→ **Job**:
Reproduce the listing below in its entirety. Change nothing.

--- START OF Data supplied ---

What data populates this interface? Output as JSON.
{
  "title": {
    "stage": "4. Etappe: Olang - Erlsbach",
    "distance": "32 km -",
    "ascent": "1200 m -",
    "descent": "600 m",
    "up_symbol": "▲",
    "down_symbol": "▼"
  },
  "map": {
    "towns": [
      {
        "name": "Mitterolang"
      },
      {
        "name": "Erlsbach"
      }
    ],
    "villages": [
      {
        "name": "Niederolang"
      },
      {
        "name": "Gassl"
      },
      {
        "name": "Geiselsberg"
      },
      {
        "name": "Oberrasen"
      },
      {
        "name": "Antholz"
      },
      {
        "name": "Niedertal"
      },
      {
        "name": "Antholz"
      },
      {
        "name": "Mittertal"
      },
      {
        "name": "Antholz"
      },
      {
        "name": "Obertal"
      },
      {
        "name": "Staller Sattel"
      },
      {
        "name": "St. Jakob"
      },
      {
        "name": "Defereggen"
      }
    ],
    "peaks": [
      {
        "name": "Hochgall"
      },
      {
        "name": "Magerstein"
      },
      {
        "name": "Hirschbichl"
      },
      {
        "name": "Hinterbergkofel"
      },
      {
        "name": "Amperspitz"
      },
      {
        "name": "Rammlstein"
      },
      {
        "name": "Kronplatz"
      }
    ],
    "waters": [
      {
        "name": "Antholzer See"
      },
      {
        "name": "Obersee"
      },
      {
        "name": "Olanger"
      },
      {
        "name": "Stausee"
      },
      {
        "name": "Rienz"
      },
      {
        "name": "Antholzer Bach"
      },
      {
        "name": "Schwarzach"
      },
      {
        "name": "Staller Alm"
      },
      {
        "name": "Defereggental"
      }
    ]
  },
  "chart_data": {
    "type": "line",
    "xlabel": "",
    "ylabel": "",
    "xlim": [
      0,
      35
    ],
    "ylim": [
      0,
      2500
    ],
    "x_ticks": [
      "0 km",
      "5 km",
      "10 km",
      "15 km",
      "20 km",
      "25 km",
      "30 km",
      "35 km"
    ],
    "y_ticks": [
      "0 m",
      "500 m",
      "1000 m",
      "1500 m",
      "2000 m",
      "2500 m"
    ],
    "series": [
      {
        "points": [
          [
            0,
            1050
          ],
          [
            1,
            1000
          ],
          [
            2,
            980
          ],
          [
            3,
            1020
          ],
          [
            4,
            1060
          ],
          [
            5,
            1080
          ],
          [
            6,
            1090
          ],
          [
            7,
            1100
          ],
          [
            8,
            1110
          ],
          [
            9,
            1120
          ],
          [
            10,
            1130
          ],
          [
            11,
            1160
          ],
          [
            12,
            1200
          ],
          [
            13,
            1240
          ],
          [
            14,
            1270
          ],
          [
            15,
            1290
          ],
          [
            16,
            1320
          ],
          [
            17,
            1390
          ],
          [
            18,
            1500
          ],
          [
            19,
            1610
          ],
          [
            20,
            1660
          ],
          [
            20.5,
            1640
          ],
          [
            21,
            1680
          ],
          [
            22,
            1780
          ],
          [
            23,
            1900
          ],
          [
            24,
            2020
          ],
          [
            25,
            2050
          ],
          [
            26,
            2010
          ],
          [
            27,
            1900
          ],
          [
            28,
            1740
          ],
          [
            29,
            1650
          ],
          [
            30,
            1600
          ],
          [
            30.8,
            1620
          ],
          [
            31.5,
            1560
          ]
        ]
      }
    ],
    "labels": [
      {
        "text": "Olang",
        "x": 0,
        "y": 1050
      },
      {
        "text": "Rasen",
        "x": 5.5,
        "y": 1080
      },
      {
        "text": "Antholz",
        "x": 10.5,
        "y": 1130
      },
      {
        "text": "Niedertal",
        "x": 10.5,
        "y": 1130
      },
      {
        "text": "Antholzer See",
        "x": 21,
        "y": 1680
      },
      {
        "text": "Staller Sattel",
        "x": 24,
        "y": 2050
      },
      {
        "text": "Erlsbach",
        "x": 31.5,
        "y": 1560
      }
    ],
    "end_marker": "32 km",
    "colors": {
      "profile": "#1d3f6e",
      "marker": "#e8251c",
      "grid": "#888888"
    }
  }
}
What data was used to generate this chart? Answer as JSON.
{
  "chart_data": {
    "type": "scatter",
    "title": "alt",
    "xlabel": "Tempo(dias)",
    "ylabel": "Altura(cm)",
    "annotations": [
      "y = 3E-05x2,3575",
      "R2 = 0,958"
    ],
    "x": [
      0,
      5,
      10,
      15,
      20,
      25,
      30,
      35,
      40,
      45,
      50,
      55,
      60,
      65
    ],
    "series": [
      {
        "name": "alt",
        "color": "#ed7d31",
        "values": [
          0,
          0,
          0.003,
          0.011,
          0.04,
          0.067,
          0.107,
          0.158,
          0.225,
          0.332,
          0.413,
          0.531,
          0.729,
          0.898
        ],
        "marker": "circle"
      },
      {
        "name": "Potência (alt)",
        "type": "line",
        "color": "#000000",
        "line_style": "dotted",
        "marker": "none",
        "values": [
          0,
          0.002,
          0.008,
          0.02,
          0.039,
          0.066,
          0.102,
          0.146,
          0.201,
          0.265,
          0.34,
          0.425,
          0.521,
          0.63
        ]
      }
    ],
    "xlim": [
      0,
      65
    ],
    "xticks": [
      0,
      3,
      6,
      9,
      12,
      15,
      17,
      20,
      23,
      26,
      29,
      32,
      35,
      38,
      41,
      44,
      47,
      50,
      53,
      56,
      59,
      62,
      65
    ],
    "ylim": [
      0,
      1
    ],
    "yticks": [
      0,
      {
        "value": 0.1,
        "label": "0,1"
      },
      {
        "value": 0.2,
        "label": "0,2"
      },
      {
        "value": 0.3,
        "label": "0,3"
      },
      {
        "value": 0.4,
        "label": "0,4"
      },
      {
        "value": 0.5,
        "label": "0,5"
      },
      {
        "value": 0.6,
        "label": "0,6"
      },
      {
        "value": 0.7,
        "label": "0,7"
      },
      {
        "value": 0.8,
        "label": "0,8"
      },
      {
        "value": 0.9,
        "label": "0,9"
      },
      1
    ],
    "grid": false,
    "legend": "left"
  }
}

--- END OF Data supplied ---

→ **Response**:
What data populates this interface? Output as JSON.
{
  "title": {
    "stage": "4. Etappe: Olang - Erlsbach",
    "distance": "32 km -",
    "ascent": "1200 m -",
    "descent": "600 m",
    "up_symbol": "▲",
    "down_symbol": "▼"
  },
  "map": {
    "towns": [
      {
        "name": "Mitterolang"
      },
      {
        "name": "Erlsbach"
      }
    ],
    "villages": [
      {
        "name": "Niederolang"
      },
      {
        "name": "Gassl"
      },
      {
        "name": "Geiselsberg"
      },
      {
        "name": "Oberrasen"
      },
      {
        "name": "Antholz"
      },
      {
        "name": "Niedertal"
      },
      {
        "name": "Antholz"
      },
      {
        "name": "Mittertal"
      },
      {
        "name": "Antholz"
      },
      {
        "name": "Obertal"
      },
      {
        "name": "Staller Sattel"
      },
      {
        "name": "St. Jakob"
      },
      {
        "name": "Defereggen"
      }
    ],
    "peaks": [
      {
        "name": "Hochgall"
      },
      {
        "name": "Magerstein"
      },
      {
        "name": "Hirschbichl"
      },
      {
        "name": "Hinterbergkofel"
      },
      {
        "name": "Amperspitz"
      },
      {
        "name": "Rammlstein"
      },
      {
        "name": "Kronplatz"
      }
    ],
    "waters": [
      {
        "name": "Antholzer See"
      },
      {
        "name": "Obersee"
      },
      {
        "name": "Olanger"
      },
      {
        "name": "Stausee"
      },
      {
        "name": "Rienz"
      },
      {
        "name": "Antholzer Bach"
      },
      {
        "name": "Schwarzach"
      },
      {
        "name": "Staller Alm"
      },
      {
        "name": "Defereggental"
      }
    ]
  },
  "chart_data": {
    "type": "line",
    "xlabel": "",
    "ylabel": "",
    "xlim": [
      0,
      35
    ],
    "ylim": [
      0,
      2500
    ],
    "x_ticks": [
      "0 km",
      "5 km",
      "10 km",
      "15 km",
      "20 km",
      "25 km",
      "30 km",
      "35 km"
    ],
    "y_ticks": [
      "0 m",
      "500 m",
      "1000 m",
      "1500 m",
      "2000 m",
      "2500 m"
    ],
    "series": [
      {
        "points": [
          [
            0,
            1050
          ],
          [
            1,
            1000
          ],
          [
            2,
            980
          ],
          [
            3,
            1020
          ],
          [
            4,
            1060
          ],
          [
            5,
            1080
          ],
          [
            6,
            1090
          ],
          [
            7,
            1100
          ],
          [
            8,
            1110
          ],
          [
            9,
            1120
          ],
          [
            10,
            1130
          ],
          [
            11,
            1160
          ],
          [
            12,
            1200
          ],
          [
            13,
            1240
          ],
          [
            14,
            1270
          ],
          [
            15,
            1290
          ],
          [
            16,
            1320
          ],
          [
            17,
            1390
          ],
          [
            18,
            1500
          ],
          [
            19,
            1610
          ],
          [
            20,
            1660
          ],
          [
            20.5,
            1640
          ],
          [
            21,
            1680
          ],
          [
            22,
            1780
          ],
          [
            23,
            1900
          ],
          [
            24,
            2020
          ],
          [
            25,
            2050
          ],
          [
            26,
            2010
          ],
          [
            27,
            1900
          ],
          [
            28,
            1740
          ],
          [
            29,
            1650
          ],
          [
            30,
            1600
          ],
          [
            30.8,
            1620
          ],
          [
            31.5,
            1560
          ]
        ]
      }
    ],
    "labels": [
      {
        "text": "Olang",
        "x": 0,
        "y": 1050
      },
      {
        "text": "Rasen",
        "x": 5.5,
        "y": 1080
      },
      {
        "text": "Antholz",
        "x": 10.5,
        "y": 1130
      },
      {
        "text": "Niedertal",
        "x": 10.5,
        "y": 1130
      },
      {
        "text": "Antholzer See",
        "x": 21,
        "y": 1680
      },
      {
        "text": "Staller Sattel",
        "x": 24,
        "y": 2050
      },
      {
        "text": "Erlsbach",
        "x": 31.5,
        "y": 1560
      }
    ],
    "end_marker": "32 km",
    "colors": {
      "profile": "#1d3f6e",
      "marker": "#e8251c",
      "grid": "#888888"
    }
  }
}
What data was used to generate this chart? Answer as JSON.
{
  "chart_data": {
    "type": "scatter",
    "title": "alt",
    "xlabel": "Tempo(dias)",
    "ylabel": "Altura(cm)",
    "annotations": [
      "y = 3E-05x2,3575",
      "R2 = 0,958"
    ],
    "x": [
      0,
      5,
      10,
      15,
      20,
      25,
      30,
      35,
      40,
      45,
      50,
      55,
      60,
      65
    ],
    "series": [
      {
        "name": "alt",
        "color": "#ed7d31",
        "values": [
          0,
          0,
          0.003,
          0.011,
          0.04,
          0.067,
          0.107,
          0.158,
          0.225,
          0.332,
          0.413,
          0.531,
          0.729,
          0.898
        ],
        "marker": "circle"
      },
      {
        "name": "Potência (alt)",
        "type": "line",
        "color": "#000000",
        "line_style": "dotted",
        "marker": "none",
        "values": [
          0,
          0.002,
          0.008,
          0.02,
          0.039,
          0.066,
          0.102,
          0.146,
          0.201,
          0.265,
          0.34,
          0.425,
          0.521,
          0.63
        ]
      }
    ],
    "xlim": [
      0,
      65
    ],
    "xticks": [
      0,
      3,
      6,
      9,
      12,
      15,
      17,
      20,
      23,
      26,
      29,
      32,
      35,
      38,
      41,
      44,
      47,
      50,
      53,
      56,
      59,
      62,
      65
    ],
    "ylim": [
      0,
      1
    ],
    "yticks": [
      0,
      {
        "value": 0.1,
        "label": "0,1"
      },
      {
        "value": 0.2,
        "label": "0,2"
      },
      {
        "value": 0.3,
        "label": "0,3"
      },
      {
        "value": 0.4,
        "label": "0,4"
      },
      {
        "value": 0.5,
        "label": "0,5"
      },
      {
        "value": 0.6,
        "label": "0,6"
      },
      {
        "value": 0.7,
        "label": "0,7"
      },
      {
        "value": 0.8,
        "label": "0,8"
      },
      {
        "value": 0.9,
        "label": "0,9"
      },
      1
    ],
    "grid": false,
    "legend": "left"
  }
}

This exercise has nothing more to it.